§ **Prompt**
Copy the data precisely, character for character, and leave out every picture.

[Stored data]

***

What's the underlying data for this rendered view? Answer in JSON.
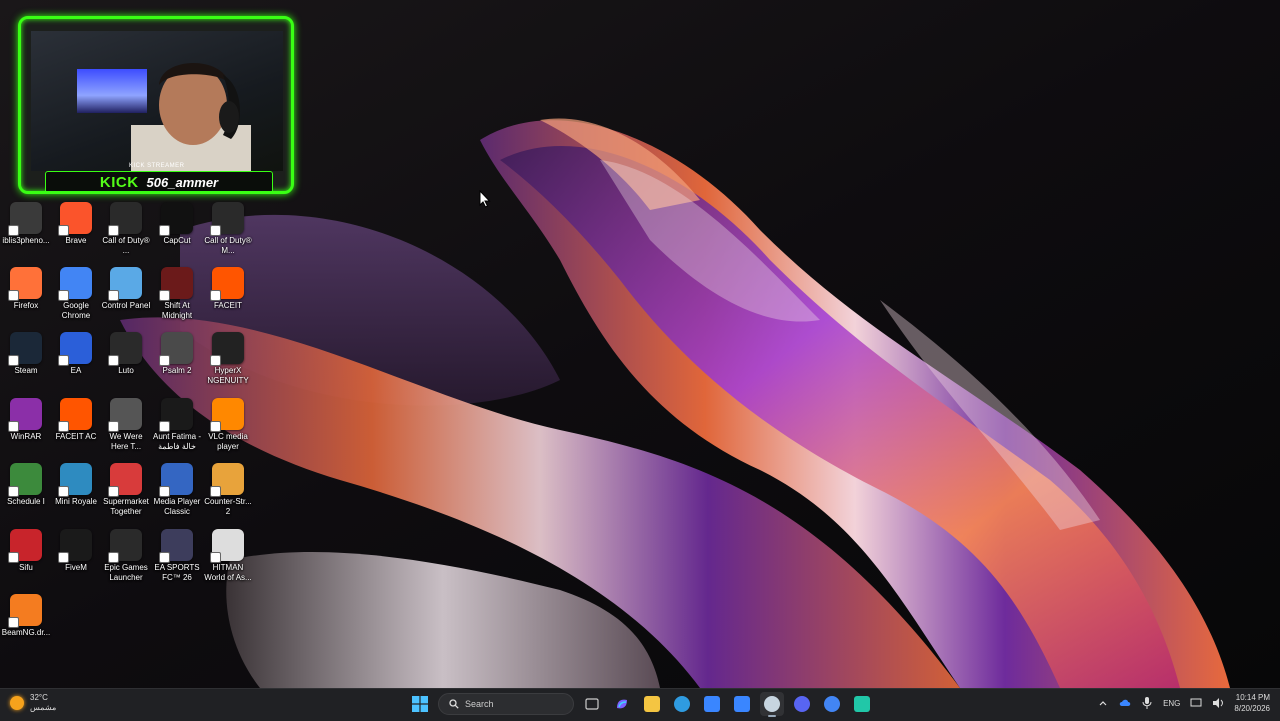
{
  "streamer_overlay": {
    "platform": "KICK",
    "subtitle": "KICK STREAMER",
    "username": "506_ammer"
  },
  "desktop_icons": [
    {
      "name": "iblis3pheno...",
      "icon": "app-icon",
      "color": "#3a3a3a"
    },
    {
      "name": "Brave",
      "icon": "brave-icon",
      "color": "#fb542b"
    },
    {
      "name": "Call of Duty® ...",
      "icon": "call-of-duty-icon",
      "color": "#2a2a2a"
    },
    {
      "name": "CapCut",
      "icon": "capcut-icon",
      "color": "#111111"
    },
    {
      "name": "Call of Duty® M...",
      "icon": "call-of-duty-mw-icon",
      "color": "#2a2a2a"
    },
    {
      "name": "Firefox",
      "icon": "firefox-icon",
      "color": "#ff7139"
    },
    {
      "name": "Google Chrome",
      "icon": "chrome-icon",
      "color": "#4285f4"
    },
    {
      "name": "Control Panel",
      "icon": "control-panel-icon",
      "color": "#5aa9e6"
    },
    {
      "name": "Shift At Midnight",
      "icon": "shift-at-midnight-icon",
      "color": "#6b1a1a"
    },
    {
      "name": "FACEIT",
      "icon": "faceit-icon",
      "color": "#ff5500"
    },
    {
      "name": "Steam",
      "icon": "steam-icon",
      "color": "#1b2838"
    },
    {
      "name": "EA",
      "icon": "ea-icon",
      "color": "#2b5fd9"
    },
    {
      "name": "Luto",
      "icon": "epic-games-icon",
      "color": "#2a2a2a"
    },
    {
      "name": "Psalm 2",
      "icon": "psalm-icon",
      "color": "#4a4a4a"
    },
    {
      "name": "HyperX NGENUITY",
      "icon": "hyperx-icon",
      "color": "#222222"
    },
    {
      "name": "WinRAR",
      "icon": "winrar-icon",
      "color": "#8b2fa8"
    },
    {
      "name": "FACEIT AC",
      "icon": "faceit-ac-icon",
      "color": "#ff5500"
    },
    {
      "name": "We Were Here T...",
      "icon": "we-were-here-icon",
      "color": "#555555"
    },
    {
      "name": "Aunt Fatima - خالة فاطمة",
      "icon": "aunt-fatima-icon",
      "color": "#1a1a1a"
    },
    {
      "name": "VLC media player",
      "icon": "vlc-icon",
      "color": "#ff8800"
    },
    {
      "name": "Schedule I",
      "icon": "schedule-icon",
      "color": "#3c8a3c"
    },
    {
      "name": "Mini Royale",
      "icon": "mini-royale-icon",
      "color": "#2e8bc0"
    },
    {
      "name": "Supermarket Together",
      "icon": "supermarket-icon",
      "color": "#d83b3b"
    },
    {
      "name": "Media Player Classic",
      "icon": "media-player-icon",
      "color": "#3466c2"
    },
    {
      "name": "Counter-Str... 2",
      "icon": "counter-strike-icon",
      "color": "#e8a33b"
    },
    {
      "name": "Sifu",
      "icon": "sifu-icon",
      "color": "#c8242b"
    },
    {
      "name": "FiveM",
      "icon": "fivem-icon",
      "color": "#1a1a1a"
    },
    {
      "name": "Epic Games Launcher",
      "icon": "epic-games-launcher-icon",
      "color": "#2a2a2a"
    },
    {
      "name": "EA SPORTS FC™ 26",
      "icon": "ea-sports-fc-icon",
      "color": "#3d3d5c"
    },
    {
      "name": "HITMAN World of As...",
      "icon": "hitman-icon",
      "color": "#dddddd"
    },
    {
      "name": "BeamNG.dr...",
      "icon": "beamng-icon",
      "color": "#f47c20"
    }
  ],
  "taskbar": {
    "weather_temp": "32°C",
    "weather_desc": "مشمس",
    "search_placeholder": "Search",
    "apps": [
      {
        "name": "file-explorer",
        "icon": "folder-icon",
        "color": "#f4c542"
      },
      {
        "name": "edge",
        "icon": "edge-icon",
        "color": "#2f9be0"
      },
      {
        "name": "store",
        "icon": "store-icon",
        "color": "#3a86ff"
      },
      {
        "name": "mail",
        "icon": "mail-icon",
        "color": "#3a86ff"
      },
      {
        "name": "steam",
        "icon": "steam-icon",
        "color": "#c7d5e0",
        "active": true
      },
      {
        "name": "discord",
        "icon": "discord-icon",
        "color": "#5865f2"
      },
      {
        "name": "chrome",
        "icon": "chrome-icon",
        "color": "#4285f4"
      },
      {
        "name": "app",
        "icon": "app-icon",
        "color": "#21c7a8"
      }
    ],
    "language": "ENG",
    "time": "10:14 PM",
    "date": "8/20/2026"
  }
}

***

§ **Solution for this exercise**
What's the underlying data for this rendered view? Answer in JSON.
{
  "streamer_overlay": {
    "platform": "KICK",
    "subtitle": "KICK STREAMER",
    "username": "506_ammer"
  },
  "desktop_icons": [
    {
      "name": "iblis3pheno...",
      "icon": "app-icon",
      "color": "#3a3a3a"
    },
    {
      "name": "Brave",
      "icon": "brave-icon",
      "color": "#fb542b"
    },
    {
      "name": "Call of Duty® ...",
      "icon": "call-of-duty-icon",
      "color": "#2a2a2a"
    },
    {
      "name": "CapCut",
      "icon": "capcut-icon",
      "color": "#111111"
    },
    {
      "name": "Call of Duty® M...",
      "icon": "call-of-duty-mw-icon",
      "color": "#2a2a2a"
    },
    {
      "name": "Firefox",
      "icon": "firefox-icon",
      "color": "#ff7139"
    },
    {
      "name": "Google Chrome",
      "icon": "chrome-icon",
      "color": "#4285f4"
    },
    {
      "name": "Control Panel",
      "icon": "control-panel-icon",
      "color": "#5aa9e6"
    },
    {
      "name": "Shift At Midnight",
      "icon": "shift-at-midnight-icon",
      "color": "#6b1a1a"
    },
    {
      "name": "FACEIT",
      "icon": "faceit-icon",
      "color": "#ff5500"
    },
    {
      "name": "Steam",
      "icon": "steam-icon",
      "color": "#1b2838"
    },
    {
      "name": "EA",
      "icon": "ea-icon",
      "color": "#2b5fd9"
    },
    {
      "name": "Luto",
      "icon": "epic-games-icon",
      "color": "#2a2a2a"
    },
    {
      "name": "Psalm 2",
      "icon": "psalm-icon",
      "color": "#4a4a4a"
    },
    {
      "name": "HyperX NGENUITY",
      "icon": "hyperx-icon",
      "color": "#222222"
    },
    {
      "name": "WinRAR",
      "icon": "winrar-icon",
      "color": "#8b2fa8"
    },
    {
      "name": "FACEIT AC",
      "icon": "faceit-ac-icon",
      "color": "#ff5500"
    },
    {
      "name": "We Were Here T...",
      "icon": "we-were-here-icon",
      "color": "#555555"
    },
    {
      "name": "Aunt Fatima - خالة فاطمة",
      "icon": "aunt-fatima-icon",
      "color": "#1a1a1a"
    },
    {
      "name": "VLC media player",
      "icon": "vlc-icon",
      "color": "#ff8800"
    },
    {
      "name": "Schedule I",
      "icon": "schedule-icon",
      "color": "#3c8a3c"
    },
    {
      "name": "Mini Royale",
      "icon": "mini-royale-icon",
      "color": "#2e8bc0"
    },
    {
      "name": "Supermarket Together",
      "icon": "supermarket-icon",
      "color": "#d83b3b"
    },
    {
      "name": "Media Player Classic",
      "icon": "media-player-icon",
      "color": "#3466c2"
    },
    {
      "name": "Counter-Str... 2",
      "icon": "counter-strike-icon",
      "color": "#e8a33b"
    },
    {
      "name": "Sifu",
      "icon": "sifu-icon",
      "color": "#c8242b"
    },
    {
      "name": "FiveM",
      "icon": "fivem-icon",
      "color": "#1a1a1a"
    },
    {
      "name": "Epic Games Launcher",
      "icon": "epic-games-launcher-icon",
      "color": "#2a2a2a"
    },
    {
      "name": "EA SPORTS FC™ 26",
      "icon": "ea-sports-fc-icon",
      "color": "#3d3d5c"
    },
    {
      "name": "HITMAN World of As...",
      "icon": "hitman-icon",
      "color": "#dddddd"
    },
    {
      "name": "BeamNG.dr...",
      "icon": "beamng-icon",
      "color": "#f47c20"
    }
  ],
  "taskbar": {
    "weather_temp": "32°C",
    "weather_desc": "مشمس",
    "search_placeholder": "Search",
    "apps": [
      {
        "name": "file-explorer",
        "icon": "folder-icon",
        "color": "#f4c542"
      },
      {
        "name": "edge",
        "icon": "edge-icon",
        "color": "#2f9be0"
      },
      {
        "name": "store",
        "icon": "store-icon",
        "color": "#3a86ff"
      },
      {
        "name": "mail",
        "icon": "mail-icon",
        "color": "#3a86ff"
      },
      {
        "name": "steam",
        "icon": "steam-icon",
        "color": "#c7d5e0",
        "active": true
      },
      {
        "name": "discord",
        "icon": "discord-icon",
        "color": "#5865f2"
      },
      {
        "name": "chrome",
        "icon": "chrome-icon",
        "color": "#4285f4"
      },
      {
        "name": "app",
        "icon": "app-icon",
        "color": "#21c7a8"
      }
    ],
    "language": "ENG",
    "time": "10:14 PM",
    "date": "8/20/2026"
  }
}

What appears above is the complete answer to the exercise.